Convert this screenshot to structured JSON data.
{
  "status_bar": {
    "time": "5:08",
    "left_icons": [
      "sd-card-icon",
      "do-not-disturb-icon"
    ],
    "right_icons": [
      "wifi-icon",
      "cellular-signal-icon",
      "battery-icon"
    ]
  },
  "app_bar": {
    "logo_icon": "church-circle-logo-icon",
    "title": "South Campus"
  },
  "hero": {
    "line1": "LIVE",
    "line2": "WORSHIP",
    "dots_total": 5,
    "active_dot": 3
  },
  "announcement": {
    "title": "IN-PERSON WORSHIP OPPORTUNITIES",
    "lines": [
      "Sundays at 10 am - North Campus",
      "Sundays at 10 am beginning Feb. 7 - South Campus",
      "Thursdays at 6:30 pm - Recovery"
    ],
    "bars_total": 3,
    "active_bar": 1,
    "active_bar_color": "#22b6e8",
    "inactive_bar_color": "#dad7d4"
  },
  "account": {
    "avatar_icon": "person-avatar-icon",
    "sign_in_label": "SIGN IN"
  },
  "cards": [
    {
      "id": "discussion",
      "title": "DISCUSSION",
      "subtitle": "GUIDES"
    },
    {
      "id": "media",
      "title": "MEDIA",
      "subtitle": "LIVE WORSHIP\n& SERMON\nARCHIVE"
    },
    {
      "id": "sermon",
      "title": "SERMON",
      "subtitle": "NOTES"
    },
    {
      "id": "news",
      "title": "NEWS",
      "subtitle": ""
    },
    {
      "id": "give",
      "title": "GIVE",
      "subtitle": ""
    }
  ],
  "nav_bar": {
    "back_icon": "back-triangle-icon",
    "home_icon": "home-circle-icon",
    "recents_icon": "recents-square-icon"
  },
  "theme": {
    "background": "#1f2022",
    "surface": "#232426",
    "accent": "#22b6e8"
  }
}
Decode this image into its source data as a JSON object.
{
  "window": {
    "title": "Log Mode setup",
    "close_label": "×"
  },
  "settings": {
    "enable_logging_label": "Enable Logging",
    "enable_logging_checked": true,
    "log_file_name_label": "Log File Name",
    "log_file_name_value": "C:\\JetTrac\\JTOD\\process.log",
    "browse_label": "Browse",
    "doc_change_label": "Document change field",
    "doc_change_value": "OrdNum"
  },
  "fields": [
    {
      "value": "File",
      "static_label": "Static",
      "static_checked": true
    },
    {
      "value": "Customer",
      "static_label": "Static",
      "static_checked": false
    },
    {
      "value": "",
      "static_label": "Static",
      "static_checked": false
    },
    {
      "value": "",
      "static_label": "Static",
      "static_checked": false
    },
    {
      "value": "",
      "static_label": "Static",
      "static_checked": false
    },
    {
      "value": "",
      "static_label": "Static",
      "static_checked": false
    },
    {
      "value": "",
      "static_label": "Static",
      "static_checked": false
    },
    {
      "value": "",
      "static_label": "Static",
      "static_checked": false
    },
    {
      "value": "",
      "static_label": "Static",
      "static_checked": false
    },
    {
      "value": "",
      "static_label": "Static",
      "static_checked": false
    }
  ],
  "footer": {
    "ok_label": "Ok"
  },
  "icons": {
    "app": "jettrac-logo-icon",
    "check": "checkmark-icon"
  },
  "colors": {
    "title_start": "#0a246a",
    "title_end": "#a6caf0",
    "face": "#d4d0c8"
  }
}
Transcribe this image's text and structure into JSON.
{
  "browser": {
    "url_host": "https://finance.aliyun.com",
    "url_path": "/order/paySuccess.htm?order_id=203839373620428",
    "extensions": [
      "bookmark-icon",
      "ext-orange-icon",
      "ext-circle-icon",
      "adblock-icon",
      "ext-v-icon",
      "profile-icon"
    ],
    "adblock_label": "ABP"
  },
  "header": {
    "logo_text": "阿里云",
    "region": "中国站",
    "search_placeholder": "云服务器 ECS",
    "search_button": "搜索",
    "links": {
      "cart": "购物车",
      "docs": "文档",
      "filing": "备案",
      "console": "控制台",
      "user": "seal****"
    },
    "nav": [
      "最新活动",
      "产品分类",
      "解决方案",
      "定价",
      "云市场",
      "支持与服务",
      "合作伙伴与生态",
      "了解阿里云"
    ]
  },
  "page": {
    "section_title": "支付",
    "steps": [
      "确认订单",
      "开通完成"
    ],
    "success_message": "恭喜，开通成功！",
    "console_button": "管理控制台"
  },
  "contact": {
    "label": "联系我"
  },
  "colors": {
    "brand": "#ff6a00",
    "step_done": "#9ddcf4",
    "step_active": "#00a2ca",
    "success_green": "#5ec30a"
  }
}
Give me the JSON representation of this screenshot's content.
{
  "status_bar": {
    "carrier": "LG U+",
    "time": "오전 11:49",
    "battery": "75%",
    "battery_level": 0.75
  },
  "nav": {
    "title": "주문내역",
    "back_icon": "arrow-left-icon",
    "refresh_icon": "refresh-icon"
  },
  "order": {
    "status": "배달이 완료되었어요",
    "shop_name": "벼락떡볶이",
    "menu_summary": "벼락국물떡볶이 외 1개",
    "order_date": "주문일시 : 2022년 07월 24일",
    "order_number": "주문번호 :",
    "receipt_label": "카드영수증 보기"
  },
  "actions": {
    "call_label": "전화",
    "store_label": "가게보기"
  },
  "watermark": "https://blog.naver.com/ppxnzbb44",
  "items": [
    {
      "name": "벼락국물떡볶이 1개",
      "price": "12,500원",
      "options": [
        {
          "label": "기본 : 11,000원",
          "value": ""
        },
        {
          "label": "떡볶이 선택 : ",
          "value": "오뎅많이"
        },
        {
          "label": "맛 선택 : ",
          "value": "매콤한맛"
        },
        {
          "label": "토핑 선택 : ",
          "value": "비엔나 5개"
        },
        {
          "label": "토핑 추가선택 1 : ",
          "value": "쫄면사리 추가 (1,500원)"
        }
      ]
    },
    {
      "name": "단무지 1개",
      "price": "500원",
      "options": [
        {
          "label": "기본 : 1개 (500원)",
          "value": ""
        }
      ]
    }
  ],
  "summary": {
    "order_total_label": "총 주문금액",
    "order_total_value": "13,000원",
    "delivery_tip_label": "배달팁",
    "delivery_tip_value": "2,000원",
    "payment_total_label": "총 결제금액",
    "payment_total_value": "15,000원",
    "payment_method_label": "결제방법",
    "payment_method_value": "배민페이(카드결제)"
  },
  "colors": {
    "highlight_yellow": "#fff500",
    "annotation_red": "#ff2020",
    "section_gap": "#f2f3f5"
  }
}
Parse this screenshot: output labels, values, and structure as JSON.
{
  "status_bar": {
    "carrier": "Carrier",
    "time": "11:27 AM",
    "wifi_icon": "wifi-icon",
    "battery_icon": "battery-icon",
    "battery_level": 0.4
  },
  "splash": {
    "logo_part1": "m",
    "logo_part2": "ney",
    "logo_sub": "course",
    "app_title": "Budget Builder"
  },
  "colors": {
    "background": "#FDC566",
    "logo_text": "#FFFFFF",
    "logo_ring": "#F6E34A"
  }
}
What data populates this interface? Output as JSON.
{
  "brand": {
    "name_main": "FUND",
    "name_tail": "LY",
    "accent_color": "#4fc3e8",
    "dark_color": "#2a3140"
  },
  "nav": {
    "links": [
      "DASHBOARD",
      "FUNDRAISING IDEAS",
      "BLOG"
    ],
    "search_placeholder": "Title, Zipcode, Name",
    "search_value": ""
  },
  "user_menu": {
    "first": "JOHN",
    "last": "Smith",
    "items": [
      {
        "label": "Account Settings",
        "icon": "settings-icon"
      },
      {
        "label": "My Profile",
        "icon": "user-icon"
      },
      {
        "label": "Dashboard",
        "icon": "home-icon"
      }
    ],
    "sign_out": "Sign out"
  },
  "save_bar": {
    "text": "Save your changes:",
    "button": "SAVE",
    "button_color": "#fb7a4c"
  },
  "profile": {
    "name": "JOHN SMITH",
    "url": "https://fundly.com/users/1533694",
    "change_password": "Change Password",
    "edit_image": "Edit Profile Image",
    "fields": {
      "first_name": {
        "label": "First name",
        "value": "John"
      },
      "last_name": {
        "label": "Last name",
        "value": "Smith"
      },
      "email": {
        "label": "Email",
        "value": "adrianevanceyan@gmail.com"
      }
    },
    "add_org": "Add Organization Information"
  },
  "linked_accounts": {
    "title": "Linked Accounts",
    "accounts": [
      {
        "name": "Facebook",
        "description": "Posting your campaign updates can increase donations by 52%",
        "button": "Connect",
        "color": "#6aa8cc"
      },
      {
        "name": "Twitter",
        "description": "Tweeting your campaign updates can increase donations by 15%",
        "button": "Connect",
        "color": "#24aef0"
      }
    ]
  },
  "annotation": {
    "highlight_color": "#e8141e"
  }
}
· · · · · · ·
■ **Task requirements**: Provide the count, and nothing else, of lines in the data above where the word "true" occurs.

■ **Worked solution**: 2